Records of where elements appear
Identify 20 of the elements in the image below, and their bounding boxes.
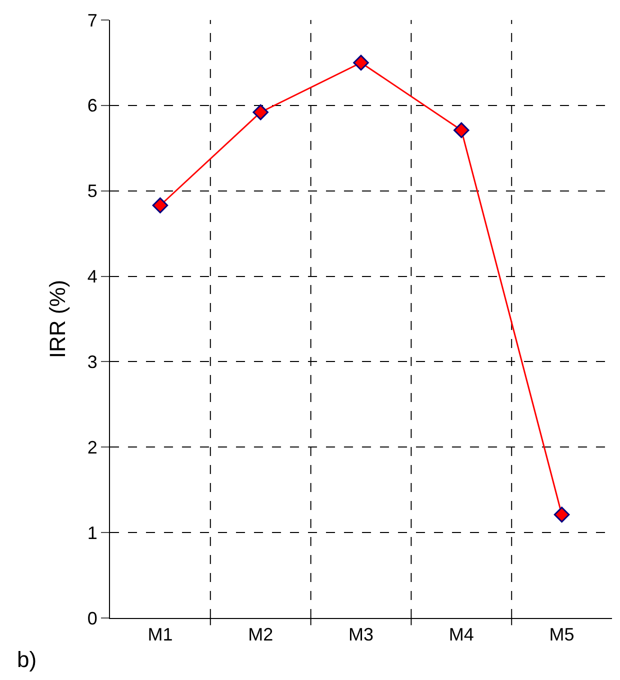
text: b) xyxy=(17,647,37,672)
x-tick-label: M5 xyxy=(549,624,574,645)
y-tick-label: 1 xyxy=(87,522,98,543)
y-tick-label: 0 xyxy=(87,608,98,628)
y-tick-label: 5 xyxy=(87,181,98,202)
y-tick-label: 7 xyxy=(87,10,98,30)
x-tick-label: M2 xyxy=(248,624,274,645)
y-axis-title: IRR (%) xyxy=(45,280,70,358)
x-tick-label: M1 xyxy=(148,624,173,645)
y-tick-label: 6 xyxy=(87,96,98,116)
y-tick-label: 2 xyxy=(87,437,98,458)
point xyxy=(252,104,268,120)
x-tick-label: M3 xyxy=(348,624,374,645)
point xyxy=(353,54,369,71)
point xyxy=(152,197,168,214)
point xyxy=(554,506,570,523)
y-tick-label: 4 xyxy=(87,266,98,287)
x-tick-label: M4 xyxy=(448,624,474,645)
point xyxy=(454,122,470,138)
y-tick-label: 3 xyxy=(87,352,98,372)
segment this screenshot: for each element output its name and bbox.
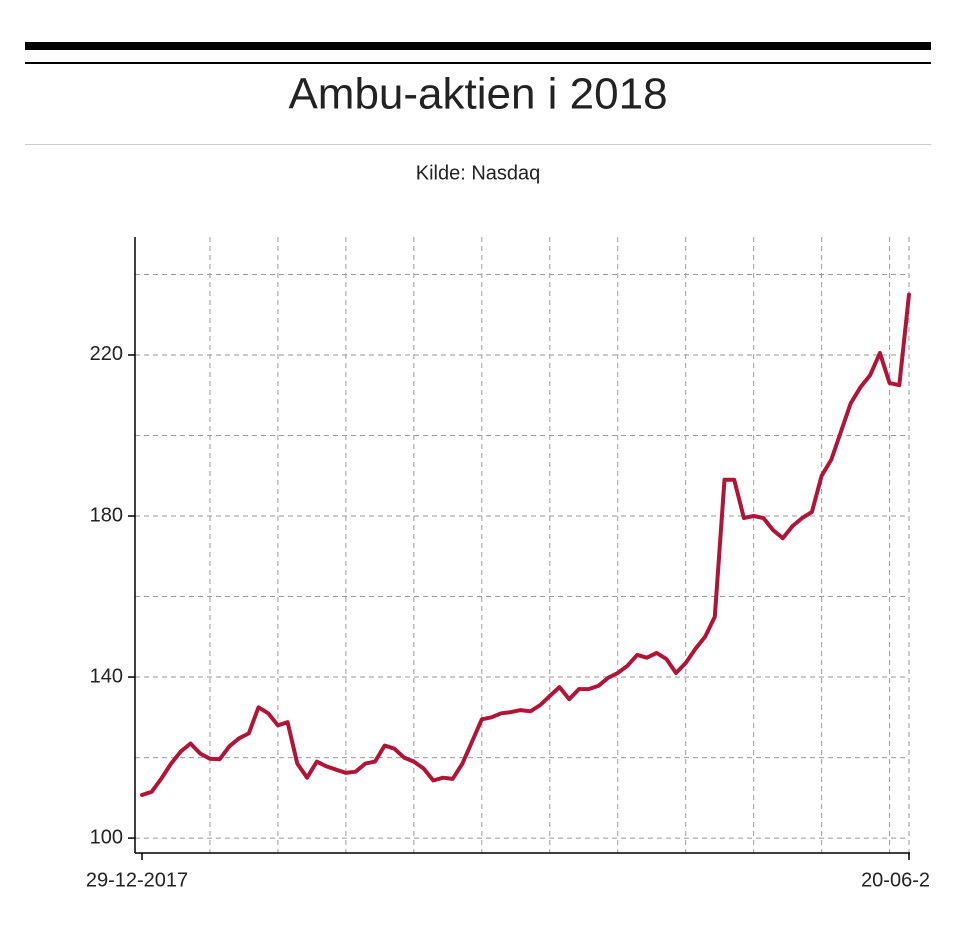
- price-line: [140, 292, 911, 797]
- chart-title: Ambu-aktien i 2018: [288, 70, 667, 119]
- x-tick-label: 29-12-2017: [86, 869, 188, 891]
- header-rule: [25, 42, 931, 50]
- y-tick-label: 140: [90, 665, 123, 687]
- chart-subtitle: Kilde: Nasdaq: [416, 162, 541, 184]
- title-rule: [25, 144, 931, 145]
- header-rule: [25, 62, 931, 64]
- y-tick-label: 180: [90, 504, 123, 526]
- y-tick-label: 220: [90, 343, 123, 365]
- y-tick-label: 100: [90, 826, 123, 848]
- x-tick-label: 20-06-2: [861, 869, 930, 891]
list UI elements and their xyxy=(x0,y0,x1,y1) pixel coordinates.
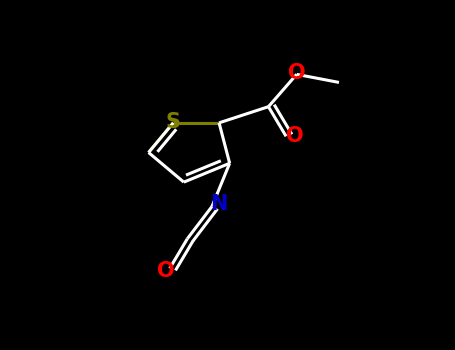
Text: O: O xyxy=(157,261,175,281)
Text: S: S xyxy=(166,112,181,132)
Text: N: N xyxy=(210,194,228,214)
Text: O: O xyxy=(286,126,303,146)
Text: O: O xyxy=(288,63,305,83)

*What is being asked*: Can you return every line of the data above verbatim, from all three blocks, but without the picture lines?

*Solution to the exercise*:
Identify 20 of the elements in the image below, and their bounding boxes.
text: b) xyxy=(17,647,37,672)
x-tick-label: M5 xyxy=(549,624,574,645)
y-tick-label: 1 xyxy=(87,522,98,543)
y-tick-label: 0 xyxy=(87,608,98,628)
y-tick-label: 5 xyxy=(87,181,98,202)
y-tick-label: 7 xyxy=(87,10,98,30)
x-tick-label: M2 xyxy=(248,624,274,645)
y-axis-title: IRR (%) xyxy=(45,280,70,358)
x-tick-label: M1 xyxy=(148,624,173,645)
y-tick-label: 6 xyxy=(87,96,98,116)
y-tick-label: 2 xyxy=(87,437,98,458)
point xyxy=(252,104,268,120)
x-tick-label: M3 xyxy=(348,624,374,645)
point xyxy=(353,54,369,71)
point xyxy=(152,197,168,214)
point xyxy=(554,506,570,523)
y-tick-label: 4 xyxy=(87,266,98,287)
x-tick-label: M4 xyxy=(448,624,474,645)
point xyxy=(454,122,470,138)
y-tick-label: 3 xyxy=(87,352,98,372)
segment this screenshot: for each element output its name and bbox.
- price-line: [140, 292, 911, 797]
- chart-title: Ambu-aktien i 2018: [288, 70, 667, 119]
- x-tick-label: 29-12-2017: [86, 869, 188, 891]
- header-rule: [25, 42, 931, 50]
- y-tick-label: 140: [90, 665, 123, 687]
- chart-subtitle: Kilde: Nasdaq: [416, 162, 541, 184]
- title-rule: [25, 144, 931, 145]
- header-rule: [25, 62, 931, 64]
- y-tick-label: 180: [90, 504, 123, 526]
- y-tick-label: 220: [90, 343, 123, 365]
- y-tick-label: 100: [90, 826, 123, 848]
- x-tick-label: 20-06-2: [861, 869, 930, 891]
list UI elements and their xyxy=(x0,y0,x1,y1) pixel coordinates.
Text: O: O xyxy=(157,261,175,281)
Text: S: S xyxy=(166,112,181,132)
Text: N: N xyxy=(210,194,228,214)
Text: O: O xyxy=(286,126,303,146)
Text: O: O xyxy=(288,63,305,83)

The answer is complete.